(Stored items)
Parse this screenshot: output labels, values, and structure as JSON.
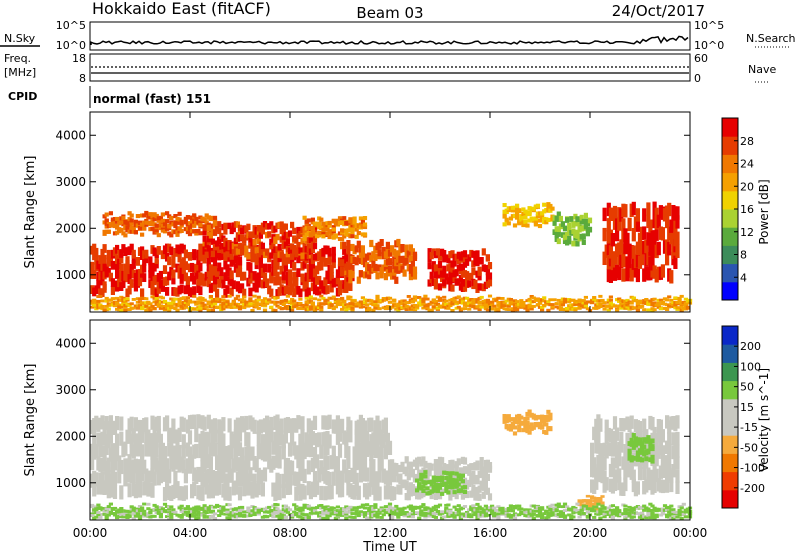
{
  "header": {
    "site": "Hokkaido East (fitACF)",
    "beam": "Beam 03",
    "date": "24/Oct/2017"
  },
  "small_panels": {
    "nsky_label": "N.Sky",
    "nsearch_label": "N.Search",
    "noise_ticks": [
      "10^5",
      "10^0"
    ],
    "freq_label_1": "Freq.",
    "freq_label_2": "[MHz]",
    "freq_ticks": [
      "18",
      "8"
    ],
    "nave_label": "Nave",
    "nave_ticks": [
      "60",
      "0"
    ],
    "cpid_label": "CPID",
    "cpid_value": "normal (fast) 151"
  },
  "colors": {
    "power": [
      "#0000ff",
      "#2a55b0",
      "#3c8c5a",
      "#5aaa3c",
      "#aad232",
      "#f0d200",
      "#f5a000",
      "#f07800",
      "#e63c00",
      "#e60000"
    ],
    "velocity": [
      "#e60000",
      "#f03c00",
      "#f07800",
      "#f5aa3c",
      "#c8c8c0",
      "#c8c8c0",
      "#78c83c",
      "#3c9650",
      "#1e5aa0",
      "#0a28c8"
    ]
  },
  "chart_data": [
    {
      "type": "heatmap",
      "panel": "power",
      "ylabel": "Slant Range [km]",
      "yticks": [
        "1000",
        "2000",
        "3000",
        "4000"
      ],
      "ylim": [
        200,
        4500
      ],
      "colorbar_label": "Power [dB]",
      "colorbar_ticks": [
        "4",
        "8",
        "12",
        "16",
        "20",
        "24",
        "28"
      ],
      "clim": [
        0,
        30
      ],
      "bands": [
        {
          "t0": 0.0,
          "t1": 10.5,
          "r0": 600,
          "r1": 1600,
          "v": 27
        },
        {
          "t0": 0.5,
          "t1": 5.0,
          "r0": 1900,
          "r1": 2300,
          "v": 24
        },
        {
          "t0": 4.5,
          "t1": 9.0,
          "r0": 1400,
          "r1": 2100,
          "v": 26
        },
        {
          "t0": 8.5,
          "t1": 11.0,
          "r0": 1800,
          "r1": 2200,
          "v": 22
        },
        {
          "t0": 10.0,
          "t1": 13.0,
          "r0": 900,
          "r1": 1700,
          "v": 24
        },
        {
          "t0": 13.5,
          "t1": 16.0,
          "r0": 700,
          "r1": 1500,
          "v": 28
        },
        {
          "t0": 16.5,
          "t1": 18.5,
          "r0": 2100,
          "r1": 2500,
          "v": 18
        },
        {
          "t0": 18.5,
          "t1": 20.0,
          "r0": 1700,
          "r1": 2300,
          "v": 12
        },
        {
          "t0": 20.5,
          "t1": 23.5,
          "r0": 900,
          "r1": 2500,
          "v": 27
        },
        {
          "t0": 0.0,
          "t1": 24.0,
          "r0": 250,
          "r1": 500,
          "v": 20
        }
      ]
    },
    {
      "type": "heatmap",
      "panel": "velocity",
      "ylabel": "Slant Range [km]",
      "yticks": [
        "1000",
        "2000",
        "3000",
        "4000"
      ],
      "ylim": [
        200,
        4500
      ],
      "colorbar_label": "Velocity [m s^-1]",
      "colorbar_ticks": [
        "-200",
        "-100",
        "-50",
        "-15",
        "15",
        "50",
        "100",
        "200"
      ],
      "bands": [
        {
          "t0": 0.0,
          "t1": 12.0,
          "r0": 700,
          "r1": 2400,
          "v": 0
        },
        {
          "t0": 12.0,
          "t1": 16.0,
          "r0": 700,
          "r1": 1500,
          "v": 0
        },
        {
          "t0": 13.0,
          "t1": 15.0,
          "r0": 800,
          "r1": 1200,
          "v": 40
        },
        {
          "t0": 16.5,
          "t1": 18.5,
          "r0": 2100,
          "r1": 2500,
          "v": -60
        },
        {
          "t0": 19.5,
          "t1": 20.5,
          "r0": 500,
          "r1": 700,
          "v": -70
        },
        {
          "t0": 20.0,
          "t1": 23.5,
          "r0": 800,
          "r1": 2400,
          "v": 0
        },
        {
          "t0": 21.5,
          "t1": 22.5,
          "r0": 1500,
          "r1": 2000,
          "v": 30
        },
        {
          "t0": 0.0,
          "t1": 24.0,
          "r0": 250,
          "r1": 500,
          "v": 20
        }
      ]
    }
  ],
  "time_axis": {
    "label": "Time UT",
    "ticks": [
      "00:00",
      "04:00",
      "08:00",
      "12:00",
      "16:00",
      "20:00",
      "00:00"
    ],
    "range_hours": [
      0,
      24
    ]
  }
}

**Request**
Every line of the data above should be quoted exactly. Omit the pictures.

**Complete answer**
Parse this screenshot: output labels, values, and structure as JSON.
{
  "header": {
    "site": "Hokkaido East (fitACF)",
    "beam": "Beam 03",
    "date": "24/Oct/2017"
  },
  "small_panels": {
    "nsky_label": "N.Sky",
    "nsearch_label": "N.Search",
    "noise_ticks": [
      "10^5",
      "10^0"
    ],
    "freq_label_1": "Freq.",
    "freq_label_2": "[MHz]",
    "freq_ticks": [
      "18",
      "8"
    ],
    "nave_label": "Nave",
    "nave_ticks": [
      "60",
      "0"
    ],
    "cpid_label": "CPID",
    "cpid_value": "normal (fast) 151"
  },
  "colors": {
    "power": [
      "#0000ff",
      "#2a55b0",
      "#3c8c5a",
      "#5aaa3c",
      "#aad232",
      "#f0d200",
      "#f5a000",
      "#f07800",
      "#e63c00",
      "#e60000"
    ],
    "velocity": [
      "#e60000",
      "#f03c00",
      "#f07800",
      "#f5aa3c",
      "#c8c8c0",
      "#c8c8c0",
      "#78c83c",
      "#3c9650",
      "#1e5aa0",
      "#0a28c8"
    ]
  },
  "chart_data": [
    {
      "type": "heatmap",
      "panel": "power",
      "ylabel": "Slant Range [km]",
      "yticks": [
        "1000",
        "2000",
        "3000",
        "4000"
      ],
      "ylim": [
        200,
        4500
      ],
      "colorbar_label": "Power [dB]",
      "colorbar_ticks": [
        "4",
        "8",
        "12",
        "16",
        "20",
        "24",
        "28"
      ],
      "clim": [
        0,
        30
      ],
      "bands": [
        {
          "t0": 0.0,
          "t1": 10.5,
          "r0": 600,
          "r1": 1600,
          "v": 27
        },
        {
          "t0": 0.5,
          "t1": 5.0,
          "r0": 1900,
          "r1": 2300,
          "v": 24
        },
        {
          "t0": 4.5,
          "t1": 9.0,
          "r0": 1400,
          "r1": 2100,
          "v": 26
        },
        {
          "t0": 8.5,
          "t1": 11.0,
          "r0": 1800,
          "r1": 2200,
          "v": 22
        },
        {
          "t0": 10.0,
          "t1": 13.0,
          "r0": 900,
          "r1": 1700,
          "v": 24
        },
        {
          "t0": 13.5,
          "t1": 16.0,
          "r0": 700,
          "r1": 1500,
          "v": 28
        },
        {
          "t0": 16.5,
          "t1": 18.5,
          "r0": 2100,
          "r1": 2500,
          "v": 18
        },
        {
          "t0": 18.5,
          "t1": 20.0,
          "r0": 1700,
          "r1": 2300,
          "v": 12
        },
        {
          "t0": 20.5,
          "t1": 23.5,
          "r0": 900,
          "r1": 2500,
          "v": 27
        },
        {
          "t0": 0.0,
          "t1": 24.0,
          "r0": 250,
          "r1": 500,
          "v": 20
        }
      ]
    },
    {
      "type": "heatmap",
      "panel": "velocity",
      "ylabel": "Slant Range [km]",
      "yticks": [
        "1000",
        "2000",
        "3000",
        "4000"
      ],
      "ylim": [
        200,
        4500
      ],
      "colorbar_label": "Velocity [m s^-1]",
      "colorbar_ticks": [
        "-200",
        "-100",
        "-50",
        "-15",
        "15",
        "50",
        "100",
        "200"
      ],
      "bands": [
        {
          "t0": 0.0,
          "t1": 12.0,
          "r0": 700,
          "r1": 2400,
          "v": 0
        },
        {
          "t0": 12.0,
          "t1": 16.0,
          "r0": 700,
          "r1": 1500,
          "v": 0
        },
        {
          "t0": 13.0,
          "t1": 15.0,
          "r0": 800,
          "r1": 1200,
          "v": 40
        },
        {
          "t0": 16.5,
          "t1": 18.5,
          "r0": 2100,
          "r1": 2500,
          "v": -60
        },
        {
          "t0": 19.5,
          "t1": 20.5,
          "r0": 500,
          "r1": 700,
          "v": -70
        },
        {
          "t0": 20.0,
          "t1": 23.5,
          "r0": 800,
          "r1": 2400,
          "v": 0
        },
        {
          "t0": 21.5,
          "t1": 22.5,
          "r0": 1500,
          "r1": 2000,
          "v": 30
        },
        {
          "t0": 0.0,
          "t1": 24.0,
          "r0": 250,
          "r1": 500,
          "v": 20
        }
      ]
    }
  ],
  "time_axis": {
    "label": "Time UT",
    "ticks": [
      "00:00",
      "04:00",
      "08:00",
      "12:00",
      "16:00",
      "20:00",
      "00:00"
    ],
    "range_hours": [
      0,
      24
    ]
  }
}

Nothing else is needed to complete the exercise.